-- begin Input data --

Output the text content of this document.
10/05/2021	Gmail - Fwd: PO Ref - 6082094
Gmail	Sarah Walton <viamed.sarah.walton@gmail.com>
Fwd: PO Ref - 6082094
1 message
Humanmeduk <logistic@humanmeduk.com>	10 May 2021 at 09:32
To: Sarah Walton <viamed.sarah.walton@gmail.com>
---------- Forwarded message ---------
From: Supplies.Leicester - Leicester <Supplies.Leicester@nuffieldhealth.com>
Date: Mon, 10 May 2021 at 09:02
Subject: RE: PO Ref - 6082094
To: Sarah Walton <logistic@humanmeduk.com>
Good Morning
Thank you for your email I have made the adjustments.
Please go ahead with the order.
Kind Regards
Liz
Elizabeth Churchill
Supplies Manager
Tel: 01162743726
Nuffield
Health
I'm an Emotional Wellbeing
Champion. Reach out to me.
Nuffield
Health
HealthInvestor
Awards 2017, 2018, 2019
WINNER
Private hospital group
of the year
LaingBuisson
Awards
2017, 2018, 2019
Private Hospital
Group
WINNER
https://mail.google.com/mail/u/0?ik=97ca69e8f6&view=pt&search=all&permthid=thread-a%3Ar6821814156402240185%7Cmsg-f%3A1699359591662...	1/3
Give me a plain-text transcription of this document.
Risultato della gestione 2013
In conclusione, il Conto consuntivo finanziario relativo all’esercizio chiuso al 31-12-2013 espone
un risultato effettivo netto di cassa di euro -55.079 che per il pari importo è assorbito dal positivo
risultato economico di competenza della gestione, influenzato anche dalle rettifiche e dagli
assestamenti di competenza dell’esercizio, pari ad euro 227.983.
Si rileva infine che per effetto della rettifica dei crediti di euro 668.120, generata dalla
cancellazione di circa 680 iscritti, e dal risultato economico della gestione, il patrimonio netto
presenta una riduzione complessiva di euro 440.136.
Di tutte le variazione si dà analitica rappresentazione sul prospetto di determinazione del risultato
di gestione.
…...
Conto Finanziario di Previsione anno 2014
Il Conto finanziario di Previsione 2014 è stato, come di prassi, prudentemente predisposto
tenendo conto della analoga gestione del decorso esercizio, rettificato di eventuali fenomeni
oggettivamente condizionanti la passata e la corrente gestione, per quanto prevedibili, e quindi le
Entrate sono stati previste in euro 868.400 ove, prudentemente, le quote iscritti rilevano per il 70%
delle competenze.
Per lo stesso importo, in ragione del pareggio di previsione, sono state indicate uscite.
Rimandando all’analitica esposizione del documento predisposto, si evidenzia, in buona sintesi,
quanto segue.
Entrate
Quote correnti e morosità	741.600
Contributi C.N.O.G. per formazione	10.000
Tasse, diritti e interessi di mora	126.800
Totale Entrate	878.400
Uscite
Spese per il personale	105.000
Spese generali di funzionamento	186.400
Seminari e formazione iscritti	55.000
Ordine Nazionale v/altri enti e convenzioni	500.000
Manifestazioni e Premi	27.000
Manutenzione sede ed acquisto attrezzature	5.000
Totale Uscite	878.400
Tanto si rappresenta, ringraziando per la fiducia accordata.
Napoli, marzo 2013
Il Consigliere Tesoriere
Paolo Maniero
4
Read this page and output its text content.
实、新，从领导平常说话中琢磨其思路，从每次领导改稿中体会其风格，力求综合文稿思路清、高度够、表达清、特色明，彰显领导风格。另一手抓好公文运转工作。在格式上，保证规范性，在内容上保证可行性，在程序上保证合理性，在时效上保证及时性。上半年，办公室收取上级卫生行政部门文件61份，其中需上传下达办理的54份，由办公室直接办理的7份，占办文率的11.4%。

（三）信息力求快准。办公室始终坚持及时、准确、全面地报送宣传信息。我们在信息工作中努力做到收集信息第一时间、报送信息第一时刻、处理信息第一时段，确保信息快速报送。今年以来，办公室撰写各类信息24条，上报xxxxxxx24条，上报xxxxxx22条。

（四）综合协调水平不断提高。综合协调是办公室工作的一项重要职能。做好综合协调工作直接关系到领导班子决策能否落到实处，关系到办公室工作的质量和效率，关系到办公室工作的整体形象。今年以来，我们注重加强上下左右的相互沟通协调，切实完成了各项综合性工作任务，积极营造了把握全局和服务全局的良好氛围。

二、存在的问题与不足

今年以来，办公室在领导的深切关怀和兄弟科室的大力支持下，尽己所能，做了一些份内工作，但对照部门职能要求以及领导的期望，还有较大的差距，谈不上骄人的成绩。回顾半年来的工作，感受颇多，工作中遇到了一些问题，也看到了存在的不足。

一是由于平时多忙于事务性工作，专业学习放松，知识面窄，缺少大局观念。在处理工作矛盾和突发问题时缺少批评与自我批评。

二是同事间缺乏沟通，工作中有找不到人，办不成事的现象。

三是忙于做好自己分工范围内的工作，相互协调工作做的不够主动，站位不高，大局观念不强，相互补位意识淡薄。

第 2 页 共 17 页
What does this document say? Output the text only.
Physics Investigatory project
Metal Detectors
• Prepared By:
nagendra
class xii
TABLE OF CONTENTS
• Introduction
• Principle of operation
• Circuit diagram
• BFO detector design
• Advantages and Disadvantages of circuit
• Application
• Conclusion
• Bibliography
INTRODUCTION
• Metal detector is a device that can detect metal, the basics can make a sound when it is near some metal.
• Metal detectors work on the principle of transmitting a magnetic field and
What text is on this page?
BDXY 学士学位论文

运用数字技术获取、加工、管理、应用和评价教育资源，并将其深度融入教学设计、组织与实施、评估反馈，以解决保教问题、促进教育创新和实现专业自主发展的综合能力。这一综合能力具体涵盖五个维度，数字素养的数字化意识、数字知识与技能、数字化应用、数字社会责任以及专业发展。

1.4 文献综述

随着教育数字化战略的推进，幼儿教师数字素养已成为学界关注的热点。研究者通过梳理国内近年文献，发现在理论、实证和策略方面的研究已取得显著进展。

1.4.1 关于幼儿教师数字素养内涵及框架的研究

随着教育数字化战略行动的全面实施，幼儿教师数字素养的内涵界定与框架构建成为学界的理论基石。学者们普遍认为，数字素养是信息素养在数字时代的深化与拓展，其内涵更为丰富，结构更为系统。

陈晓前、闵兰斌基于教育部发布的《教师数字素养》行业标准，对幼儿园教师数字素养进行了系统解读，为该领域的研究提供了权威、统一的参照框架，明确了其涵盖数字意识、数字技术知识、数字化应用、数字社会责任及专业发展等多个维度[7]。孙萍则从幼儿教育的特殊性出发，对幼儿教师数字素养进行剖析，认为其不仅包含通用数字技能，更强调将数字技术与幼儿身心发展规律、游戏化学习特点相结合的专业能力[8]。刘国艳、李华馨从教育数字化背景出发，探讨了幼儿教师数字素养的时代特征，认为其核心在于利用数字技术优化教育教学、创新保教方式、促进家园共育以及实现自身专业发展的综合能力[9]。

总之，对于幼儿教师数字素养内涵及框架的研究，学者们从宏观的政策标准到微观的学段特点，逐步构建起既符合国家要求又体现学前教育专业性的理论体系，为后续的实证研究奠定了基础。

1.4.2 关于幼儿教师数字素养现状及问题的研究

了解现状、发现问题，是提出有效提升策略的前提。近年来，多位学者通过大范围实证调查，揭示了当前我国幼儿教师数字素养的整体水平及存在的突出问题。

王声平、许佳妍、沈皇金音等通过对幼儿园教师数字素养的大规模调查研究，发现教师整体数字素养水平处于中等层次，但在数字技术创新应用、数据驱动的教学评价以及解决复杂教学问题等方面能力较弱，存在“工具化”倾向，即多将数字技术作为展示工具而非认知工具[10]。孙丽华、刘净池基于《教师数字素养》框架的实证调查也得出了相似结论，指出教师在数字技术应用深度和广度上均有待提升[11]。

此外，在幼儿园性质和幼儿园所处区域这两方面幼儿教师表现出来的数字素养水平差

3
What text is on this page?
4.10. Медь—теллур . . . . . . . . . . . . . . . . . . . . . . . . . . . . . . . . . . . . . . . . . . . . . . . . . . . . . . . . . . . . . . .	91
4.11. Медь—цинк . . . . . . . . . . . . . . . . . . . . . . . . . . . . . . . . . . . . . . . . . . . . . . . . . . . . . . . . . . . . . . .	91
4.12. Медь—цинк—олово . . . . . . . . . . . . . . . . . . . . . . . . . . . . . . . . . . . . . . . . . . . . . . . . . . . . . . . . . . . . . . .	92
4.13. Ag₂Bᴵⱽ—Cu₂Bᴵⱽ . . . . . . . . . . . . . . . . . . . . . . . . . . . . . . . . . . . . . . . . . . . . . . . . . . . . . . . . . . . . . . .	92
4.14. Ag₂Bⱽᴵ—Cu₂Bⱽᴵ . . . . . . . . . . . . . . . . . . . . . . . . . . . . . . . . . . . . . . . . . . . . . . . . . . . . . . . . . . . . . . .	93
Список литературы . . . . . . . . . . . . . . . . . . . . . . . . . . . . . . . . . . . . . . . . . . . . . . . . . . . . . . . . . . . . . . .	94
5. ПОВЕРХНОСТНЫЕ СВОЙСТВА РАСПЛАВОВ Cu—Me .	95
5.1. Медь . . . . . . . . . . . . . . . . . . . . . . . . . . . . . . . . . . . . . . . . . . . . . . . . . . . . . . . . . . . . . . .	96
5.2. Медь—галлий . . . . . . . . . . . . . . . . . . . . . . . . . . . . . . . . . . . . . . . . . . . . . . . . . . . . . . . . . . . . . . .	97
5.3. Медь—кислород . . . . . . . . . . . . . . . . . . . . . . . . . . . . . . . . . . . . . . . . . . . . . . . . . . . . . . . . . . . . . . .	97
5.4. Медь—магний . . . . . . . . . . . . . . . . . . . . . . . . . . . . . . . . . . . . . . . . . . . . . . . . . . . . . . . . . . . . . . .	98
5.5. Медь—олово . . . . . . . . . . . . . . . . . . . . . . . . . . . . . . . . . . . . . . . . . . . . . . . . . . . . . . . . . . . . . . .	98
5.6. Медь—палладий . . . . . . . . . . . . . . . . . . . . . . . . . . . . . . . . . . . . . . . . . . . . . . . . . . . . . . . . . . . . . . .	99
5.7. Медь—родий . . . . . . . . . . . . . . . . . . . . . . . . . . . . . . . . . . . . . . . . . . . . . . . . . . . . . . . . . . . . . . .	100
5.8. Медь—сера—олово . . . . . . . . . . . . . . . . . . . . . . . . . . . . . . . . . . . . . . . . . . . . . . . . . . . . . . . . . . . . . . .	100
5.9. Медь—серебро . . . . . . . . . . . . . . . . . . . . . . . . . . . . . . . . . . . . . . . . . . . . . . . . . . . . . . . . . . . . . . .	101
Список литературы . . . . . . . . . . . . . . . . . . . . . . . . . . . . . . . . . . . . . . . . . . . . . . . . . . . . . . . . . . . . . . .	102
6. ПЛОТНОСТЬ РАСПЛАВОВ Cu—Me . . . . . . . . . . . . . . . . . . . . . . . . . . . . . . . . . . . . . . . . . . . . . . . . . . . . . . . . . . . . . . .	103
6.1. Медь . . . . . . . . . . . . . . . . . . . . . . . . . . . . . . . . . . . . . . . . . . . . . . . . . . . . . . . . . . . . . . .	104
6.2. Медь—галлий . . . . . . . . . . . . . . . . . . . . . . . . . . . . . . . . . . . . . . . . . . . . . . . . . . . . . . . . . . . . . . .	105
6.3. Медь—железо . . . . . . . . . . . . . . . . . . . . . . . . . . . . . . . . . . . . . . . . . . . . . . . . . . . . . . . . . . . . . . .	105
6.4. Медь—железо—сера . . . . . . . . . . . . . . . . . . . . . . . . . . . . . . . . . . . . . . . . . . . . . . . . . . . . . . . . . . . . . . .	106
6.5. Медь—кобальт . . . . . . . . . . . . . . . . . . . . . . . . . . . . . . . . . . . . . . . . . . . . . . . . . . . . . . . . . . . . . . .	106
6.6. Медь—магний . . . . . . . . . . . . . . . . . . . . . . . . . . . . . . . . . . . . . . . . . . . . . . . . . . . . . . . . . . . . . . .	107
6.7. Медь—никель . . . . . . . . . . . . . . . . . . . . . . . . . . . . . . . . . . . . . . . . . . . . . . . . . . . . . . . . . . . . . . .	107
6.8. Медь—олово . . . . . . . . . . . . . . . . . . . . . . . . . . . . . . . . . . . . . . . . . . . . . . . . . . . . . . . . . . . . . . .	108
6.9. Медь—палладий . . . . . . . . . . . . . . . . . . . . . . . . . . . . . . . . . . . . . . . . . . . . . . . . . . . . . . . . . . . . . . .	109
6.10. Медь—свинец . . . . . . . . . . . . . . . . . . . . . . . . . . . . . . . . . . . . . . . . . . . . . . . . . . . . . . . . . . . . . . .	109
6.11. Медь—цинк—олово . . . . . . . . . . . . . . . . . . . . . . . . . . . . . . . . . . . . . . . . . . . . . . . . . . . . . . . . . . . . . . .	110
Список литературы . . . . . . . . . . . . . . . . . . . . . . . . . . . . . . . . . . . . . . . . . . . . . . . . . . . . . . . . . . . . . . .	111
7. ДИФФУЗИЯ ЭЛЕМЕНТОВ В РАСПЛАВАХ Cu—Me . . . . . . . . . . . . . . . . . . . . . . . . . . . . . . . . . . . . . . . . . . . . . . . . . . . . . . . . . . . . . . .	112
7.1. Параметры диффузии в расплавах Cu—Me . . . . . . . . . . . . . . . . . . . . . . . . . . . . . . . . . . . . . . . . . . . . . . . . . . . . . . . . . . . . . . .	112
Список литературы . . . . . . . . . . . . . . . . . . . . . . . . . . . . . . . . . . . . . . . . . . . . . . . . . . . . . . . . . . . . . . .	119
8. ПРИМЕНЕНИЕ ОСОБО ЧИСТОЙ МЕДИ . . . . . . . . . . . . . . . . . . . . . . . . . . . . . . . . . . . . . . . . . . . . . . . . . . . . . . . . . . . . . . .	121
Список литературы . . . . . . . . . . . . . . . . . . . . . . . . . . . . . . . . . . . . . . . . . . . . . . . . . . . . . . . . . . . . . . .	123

-- end Input data --

» Goal of the exercise: Where a line in the material contains "this", copy that line.

» Result:
Output the text content of this document.
Give me a plain-text transcription of this document.
Read this page and output its text content.
What does this document say? Output the text only.
What text is on this page?
What text is on this page?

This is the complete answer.